Problem requirements:
Locate each line holding the string "Synthetic" and copy it.

Supplied data:

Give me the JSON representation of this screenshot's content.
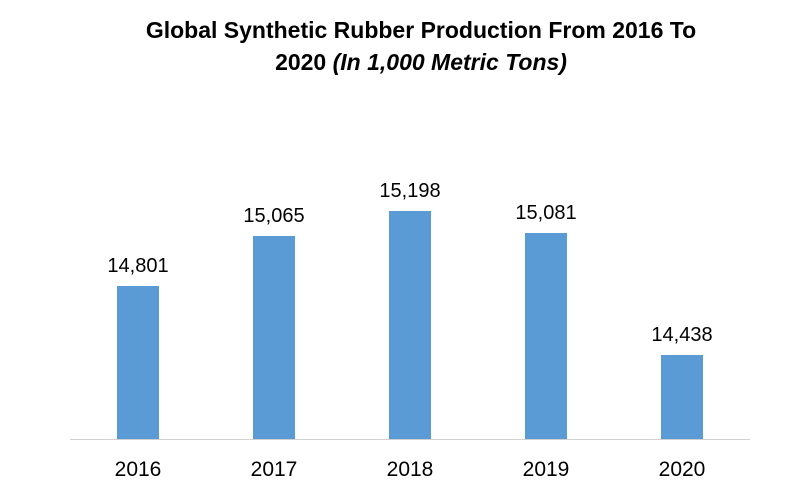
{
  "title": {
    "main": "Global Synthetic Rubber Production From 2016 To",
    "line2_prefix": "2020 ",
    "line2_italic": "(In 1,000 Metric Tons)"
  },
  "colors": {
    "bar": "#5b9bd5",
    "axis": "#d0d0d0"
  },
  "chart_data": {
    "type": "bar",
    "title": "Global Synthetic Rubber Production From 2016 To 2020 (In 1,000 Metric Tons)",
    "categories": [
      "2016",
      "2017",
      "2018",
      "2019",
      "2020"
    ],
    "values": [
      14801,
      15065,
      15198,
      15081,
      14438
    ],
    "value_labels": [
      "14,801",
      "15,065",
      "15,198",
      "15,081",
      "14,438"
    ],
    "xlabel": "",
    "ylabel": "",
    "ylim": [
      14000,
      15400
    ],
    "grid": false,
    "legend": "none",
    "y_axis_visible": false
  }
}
* * *
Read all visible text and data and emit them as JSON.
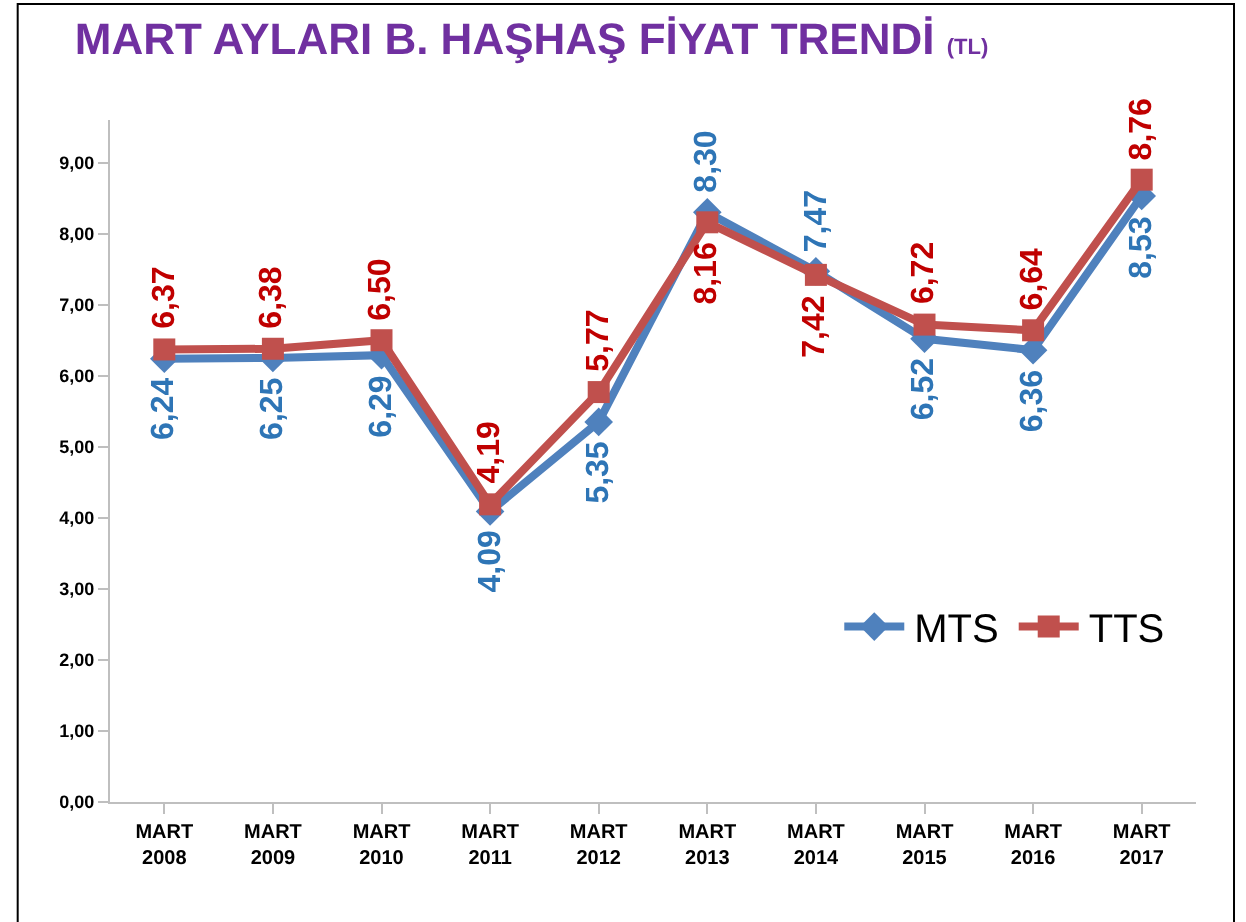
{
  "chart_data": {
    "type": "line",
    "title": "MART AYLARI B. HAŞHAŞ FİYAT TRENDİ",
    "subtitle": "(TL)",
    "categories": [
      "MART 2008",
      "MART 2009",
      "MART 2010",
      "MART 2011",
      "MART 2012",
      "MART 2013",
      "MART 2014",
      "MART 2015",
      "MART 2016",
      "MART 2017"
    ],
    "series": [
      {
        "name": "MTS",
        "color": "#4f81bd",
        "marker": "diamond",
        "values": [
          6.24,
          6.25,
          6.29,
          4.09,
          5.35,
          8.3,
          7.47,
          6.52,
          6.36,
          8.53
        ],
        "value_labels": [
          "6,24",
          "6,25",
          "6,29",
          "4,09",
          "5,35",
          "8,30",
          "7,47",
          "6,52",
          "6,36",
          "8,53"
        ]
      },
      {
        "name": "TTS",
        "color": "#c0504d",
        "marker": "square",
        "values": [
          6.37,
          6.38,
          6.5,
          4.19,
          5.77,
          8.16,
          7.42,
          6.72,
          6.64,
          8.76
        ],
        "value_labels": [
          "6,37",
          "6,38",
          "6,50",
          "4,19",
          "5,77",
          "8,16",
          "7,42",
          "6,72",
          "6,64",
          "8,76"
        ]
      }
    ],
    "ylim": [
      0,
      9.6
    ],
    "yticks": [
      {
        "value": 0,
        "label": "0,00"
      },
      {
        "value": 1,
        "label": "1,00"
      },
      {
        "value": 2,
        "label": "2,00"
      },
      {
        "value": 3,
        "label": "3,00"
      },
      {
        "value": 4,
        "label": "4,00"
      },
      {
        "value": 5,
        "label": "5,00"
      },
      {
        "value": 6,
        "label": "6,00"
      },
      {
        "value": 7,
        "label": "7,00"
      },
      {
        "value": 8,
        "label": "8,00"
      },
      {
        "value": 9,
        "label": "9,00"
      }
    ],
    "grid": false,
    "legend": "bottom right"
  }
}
---
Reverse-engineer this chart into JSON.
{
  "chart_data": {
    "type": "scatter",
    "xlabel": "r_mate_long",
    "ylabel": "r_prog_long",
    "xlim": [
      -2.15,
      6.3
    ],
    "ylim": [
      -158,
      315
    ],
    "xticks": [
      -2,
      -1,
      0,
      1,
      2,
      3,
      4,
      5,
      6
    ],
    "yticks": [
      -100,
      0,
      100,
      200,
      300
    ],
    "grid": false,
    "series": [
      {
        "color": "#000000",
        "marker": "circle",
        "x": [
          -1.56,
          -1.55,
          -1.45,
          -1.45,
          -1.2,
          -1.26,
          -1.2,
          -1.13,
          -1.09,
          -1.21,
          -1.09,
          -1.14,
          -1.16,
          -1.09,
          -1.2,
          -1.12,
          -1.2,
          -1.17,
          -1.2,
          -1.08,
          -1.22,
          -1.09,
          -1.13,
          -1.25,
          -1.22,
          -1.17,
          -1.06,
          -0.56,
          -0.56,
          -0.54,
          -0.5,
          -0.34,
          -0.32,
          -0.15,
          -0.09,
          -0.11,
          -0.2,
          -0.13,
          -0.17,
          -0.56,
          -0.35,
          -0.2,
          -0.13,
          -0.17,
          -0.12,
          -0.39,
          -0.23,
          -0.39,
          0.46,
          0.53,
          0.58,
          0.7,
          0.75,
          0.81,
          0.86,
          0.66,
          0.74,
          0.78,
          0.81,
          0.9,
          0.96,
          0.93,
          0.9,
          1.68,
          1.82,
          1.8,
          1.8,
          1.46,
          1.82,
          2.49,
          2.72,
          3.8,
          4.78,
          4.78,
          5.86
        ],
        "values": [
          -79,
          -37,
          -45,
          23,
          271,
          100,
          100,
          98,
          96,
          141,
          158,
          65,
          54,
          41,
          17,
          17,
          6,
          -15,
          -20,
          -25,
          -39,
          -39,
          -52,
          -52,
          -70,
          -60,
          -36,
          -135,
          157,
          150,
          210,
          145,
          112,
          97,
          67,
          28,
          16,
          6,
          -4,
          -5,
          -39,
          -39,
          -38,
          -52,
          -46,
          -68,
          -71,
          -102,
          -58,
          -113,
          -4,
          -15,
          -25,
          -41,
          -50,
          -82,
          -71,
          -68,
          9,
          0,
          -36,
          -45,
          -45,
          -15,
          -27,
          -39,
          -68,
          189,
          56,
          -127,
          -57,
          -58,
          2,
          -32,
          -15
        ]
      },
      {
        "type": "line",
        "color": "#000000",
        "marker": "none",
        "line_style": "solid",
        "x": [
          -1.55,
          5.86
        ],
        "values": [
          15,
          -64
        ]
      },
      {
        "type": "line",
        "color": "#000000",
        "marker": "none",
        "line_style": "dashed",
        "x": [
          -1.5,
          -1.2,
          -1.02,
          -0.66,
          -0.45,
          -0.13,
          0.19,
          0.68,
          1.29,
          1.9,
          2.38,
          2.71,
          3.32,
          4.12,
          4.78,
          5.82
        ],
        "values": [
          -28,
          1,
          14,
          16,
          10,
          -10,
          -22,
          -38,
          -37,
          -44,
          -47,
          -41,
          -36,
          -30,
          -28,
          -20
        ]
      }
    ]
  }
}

Output of the exercise:
    "main": "Global Synthetic Rubber Production From 2016 To",
    "title": "Global Synthetic Rubber Production From 2016 To 2020 (In 1,000 Metric Tons)",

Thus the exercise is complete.